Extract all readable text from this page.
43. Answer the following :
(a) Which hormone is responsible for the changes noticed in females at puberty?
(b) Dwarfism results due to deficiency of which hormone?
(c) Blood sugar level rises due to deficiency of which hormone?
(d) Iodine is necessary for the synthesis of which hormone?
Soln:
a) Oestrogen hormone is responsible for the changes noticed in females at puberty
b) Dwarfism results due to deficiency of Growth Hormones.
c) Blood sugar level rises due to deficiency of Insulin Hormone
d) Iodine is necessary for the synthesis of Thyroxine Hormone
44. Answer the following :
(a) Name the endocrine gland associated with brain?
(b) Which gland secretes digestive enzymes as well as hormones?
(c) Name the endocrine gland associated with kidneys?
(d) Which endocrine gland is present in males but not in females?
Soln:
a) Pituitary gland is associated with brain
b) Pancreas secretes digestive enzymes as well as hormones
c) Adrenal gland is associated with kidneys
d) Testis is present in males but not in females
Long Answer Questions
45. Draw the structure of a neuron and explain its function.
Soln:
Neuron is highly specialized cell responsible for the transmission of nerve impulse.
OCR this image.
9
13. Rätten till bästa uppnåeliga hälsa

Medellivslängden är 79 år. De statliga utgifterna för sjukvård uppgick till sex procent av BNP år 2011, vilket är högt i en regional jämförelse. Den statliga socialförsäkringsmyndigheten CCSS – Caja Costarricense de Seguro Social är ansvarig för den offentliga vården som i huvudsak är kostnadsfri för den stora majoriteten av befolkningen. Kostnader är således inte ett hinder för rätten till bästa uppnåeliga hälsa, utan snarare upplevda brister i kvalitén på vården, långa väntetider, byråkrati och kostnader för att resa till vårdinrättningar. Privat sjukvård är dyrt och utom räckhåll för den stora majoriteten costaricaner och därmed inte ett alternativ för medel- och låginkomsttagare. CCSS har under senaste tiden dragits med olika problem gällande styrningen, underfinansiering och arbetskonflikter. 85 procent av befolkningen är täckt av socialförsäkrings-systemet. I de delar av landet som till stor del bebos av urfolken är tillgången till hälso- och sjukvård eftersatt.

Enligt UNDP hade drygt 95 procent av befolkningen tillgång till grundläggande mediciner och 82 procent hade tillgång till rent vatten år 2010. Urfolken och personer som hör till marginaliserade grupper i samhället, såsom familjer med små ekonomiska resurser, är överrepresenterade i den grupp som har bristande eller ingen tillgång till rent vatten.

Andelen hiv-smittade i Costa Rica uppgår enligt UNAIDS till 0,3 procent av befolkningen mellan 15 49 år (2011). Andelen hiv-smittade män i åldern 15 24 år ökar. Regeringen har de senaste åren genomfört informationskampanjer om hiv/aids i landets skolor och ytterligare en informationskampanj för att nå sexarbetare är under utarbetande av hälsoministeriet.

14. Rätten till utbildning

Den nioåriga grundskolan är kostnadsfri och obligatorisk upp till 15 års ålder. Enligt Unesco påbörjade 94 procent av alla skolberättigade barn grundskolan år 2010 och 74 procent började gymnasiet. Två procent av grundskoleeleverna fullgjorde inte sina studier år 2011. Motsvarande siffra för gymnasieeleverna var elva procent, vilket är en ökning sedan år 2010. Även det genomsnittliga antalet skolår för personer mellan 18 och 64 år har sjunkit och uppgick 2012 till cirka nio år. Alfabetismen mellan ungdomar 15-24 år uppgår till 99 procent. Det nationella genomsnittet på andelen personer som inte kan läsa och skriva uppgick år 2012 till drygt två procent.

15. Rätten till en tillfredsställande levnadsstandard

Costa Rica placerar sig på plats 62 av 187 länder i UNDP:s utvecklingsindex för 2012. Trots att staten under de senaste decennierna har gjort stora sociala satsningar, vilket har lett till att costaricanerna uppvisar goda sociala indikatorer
******
WHAT IS BEING ASKED:
None of the records may be omitted; each is to be printed exactly.

TASK OUTPUT:
Extract all readable text from this page.
43. Answer the following :
(a) Which hormone is responsible for the changes noticed in females at puberty?
(b) Dwarfism results due to deficiency of which hormone?
(c) Blood sugar level rises due to deficiency of which hormone?
(d) Iodine is necessary for the synthesis of which hormone?
Soln:
a) Oestrogen hormone is responsible for the changes noticed in females at puberty
b) Dwarfism results due to deficiency of Growth Hormones.
c) Blood sugar level rises due to deficiency of Insulin Hormone
d) Iodine is necessary for the synthesis of Thyroxine Hormone
44. Answer the following :
(a) Name the endocrine gland associated with brain?
(b) Which gland secretes digestive enzymes as well as hormones?
(c) Name the endocrine gland associated with kidneys?
(d) Which endocrine gland is present in males but not in females?
Soln:
a) Pituitary gland is associated with brain
b) Pancreas secretes digestive enzymes as well as hormones
c) Adrenal gland is associated with kidneys
d) Testis is present in males but not in females
Long Answer Questions
45. Draw the structure of a neuron and explain its function.
Soln:
Neuron is highly specialized cell responsible for the transmission of nerve impulse.
OCR this image.
9
13. Rätten till bästa uppnåeliga hälsa

Medellivslängden är 79 år. De statliga utgifterna för sjukvård uppgick till sex procent av BNP år 2011, vilket är högt i en regional jämförelse. Den statliga socialförsäkringsmyndigheten CCSS – Caja Costarricense de Seguro Social är ansvarig för den offentliga vården som i huvudsak är kostnadsfri för den stora majoriteten av befolkningen. Kostnader är således inte ett hinder för rätten till bästa uppnåeliga hälsa, utan snarare upplevda brister i kvalitén på vården, långa väntetider, byråkrati och kostnader för att resa till vårdinrättningar. Privat sjukvård är dyrt och utom räckhåll för den stora majoriteten costaricaner och därmed inte ett alternativ för medel- och låginkomsttagare. CCSS har under senaste tiden dragits med olika problem gällande styrningen, underfinansiering och arbetskonflikter. 85 procent av befolkningen är täckt av socialförsäkrings-systemet. I de delar av landet som till stor del bebos av urfolken är tillgången till hälso- och sjukvård eftersatt.

Enligt UNDP hade drygt 95 procent av befolkningen tillgång till grundläggande mediciner och 82 procent hade tillgång till rent vatten år 2010. Urfolken och personer som hör till marginaliserade grupper i samhället, såsom familjer med små ekonomiska resurser, är överrepresenterade i den grupp som har bristande eller ingen tillgång till rent vatten.

Andelen hiv-smittade i Costa Rica uppgår enligt UNAIDS till 0,3 procent av befolkningen mellan 15 49 år (2011). Andelen hiv-smittade män i åldern 15 24 år ökar. Regeringen har de senaste åren genomfört informationskampanjer om hiv/aids i landets skolor och ytterligare en informationskampanj för att nå sexarbetare är under utarbetande av hälsoministeriet.

14. Rätten till utbildning

Den nioåriga grundskolan är kostnadsfri och obligatorisk upp till 15 års ålder. Enligt Unesco påbörjade 94 procent av alla skolberättigade barn grundskolan år 2010 och 74 procent började gymnasiet. Två procent av grundskoleeleverna fullgjorde inte sina studier år 2011. Motsvarande siffra för gymnasieeleverna var elva procent, vilket är en ökning sedan år 2010. Även det genomsnittliga antalet skolår för personer mellan 18 och 64 år har sjunkit och uppgick 2012 till cirka nio år. Alfabetismen mellan ungdomar 15-24 år uppgår till 99 procent. Det nationella genomsnittet på andelen personer som inte kan läsa och skriva uppgick år 2012 till drygt två procent.

15. Rätten till en tillfredsställande levnadsstandard

Costa Rica placerar sig på plats 62 av 187 länder i UNDP:s utvecklingsindex för 2012. Trots att staten under de senaste decennierna har gjort stora sociala satsningar, vilket har lett till att costaricanerna uppvisar goda sociala indikatorer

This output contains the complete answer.